___ STORED DATA ___
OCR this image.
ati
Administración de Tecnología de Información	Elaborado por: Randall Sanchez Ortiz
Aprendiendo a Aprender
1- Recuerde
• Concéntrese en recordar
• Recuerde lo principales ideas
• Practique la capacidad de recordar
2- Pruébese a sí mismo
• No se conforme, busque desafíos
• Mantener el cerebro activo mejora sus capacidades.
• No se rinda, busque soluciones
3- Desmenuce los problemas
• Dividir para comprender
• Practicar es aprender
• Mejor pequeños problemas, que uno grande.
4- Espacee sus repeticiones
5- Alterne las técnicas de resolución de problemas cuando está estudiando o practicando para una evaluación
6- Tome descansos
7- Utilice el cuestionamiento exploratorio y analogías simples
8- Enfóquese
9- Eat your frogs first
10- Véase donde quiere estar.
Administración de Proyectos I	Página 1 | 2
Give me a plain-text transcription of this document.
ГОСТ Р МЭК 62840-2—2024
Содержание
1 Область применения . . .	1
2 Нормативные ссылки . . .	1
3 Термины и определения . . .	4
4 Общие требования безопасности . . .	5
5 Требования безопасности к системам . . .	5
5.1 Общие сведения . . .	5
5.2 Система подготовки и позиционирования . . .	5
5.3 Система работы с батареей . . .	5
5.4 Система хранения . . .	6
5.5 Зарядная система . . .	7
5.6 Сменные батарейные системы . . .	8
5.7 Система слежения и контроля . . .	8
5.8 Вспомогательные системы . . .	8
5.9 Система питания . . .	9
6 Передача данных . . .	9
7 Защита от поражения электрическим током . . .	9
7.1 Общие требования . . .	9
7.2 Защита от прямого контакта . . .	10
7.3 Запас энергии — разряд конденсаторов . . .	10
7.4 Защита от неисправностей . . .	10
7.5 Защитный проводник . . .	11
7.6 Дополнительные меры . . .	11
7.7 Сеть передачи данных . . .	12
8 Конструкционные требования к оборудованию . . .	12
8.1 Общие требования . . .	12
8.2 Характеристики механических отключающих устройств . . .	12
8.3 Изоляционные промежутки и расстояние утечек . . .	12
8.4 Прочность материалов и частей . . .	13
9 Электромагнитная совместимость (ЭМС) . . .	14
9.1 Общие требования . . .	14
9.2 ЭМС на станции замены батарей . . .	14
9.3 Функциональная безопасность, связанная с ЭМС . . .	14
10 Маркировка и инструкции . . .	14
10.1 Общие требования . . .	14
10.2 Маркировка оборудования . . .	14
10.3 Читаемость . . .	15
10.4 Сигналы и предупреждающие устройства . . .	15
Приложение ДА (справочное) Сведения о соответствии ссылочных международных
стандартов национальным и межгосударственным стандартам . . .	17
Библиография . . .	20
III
___
● EXERCISE REQUIREMENTS
Starting at the line that contains "Give me a plain-text", print every line through the end of the listing, word for word. Leave out all the rest.

● RESULT OF THIS TASK
Give me a plain-text transcription of this document.
ГОСТ Р МЭК 62840-2—2024
Содержание
1 Область применения . . .	1
2 Нормативные ссылки . . .	1
3 Термины и определения . . .	4
4 Общие требования безопасности . . .	5
5 Требования безопасности к системам . . .	5
5.1 Общие сведения . . .	5
5.2 Система подготовки и позиционирования . . .	5
5.3 Система работы с батареей . . .	5
5.4 Система хранения . . .	6
5.5 Зарядная система . . .	7
5.6 Сменные батарейные системы . . .	8
5.7 Система слежения и контроля . . .	8
5.8 Вспомогательные системы . . .	8
5.9 Система питания . . .	9
6 Передача данных . . .	9
7 Защита от поражения электрическим током . . .	9
7.1 Общие требования . . .	9
7.2 Защита от прямого контакта . . .	10
7.3 Запас энергии — разряд конденсаторов . . .	10
7.4 Защита от неисправностей . . .	10
7.5 Защитный проводник . . .	11
7.6 Дополнительные меры . . .	11
7.7 Сеть передачи данных . . .	12
8 Конструкционные требования к оборудованию . . .	12
8.1 Общие требования . . .	12
8.2 Характеристики механических отключающих устройств . . .	12
8.3 Изоляционные промежутки и расстояние утечек . . .	12
8.4 Прочность материалов и частей . . .	13
9 Электромагнитная совместимость (ЭМС) . . .	14
9.1 Общие требования . . .	14
9.2 ЭМС на станции замены батарей . . .	14
9.3 Функциональная безопасность, связанная с ЭМС . . .	14
10 Маркировка и инструкции . . .	14
10.1 Общие требования . . .	14
10.2 Маркировка оборудования . . .	14
10.3 Читаемость . . .	15
10.4 Сигналы и предупреждающие устройства . . .	15
Приложение ДА (справочное) Сведения о соответствии ссылочных международных
стандартов национальным и межгосударственным стандартам . . .	17
Библиография . . .	20
III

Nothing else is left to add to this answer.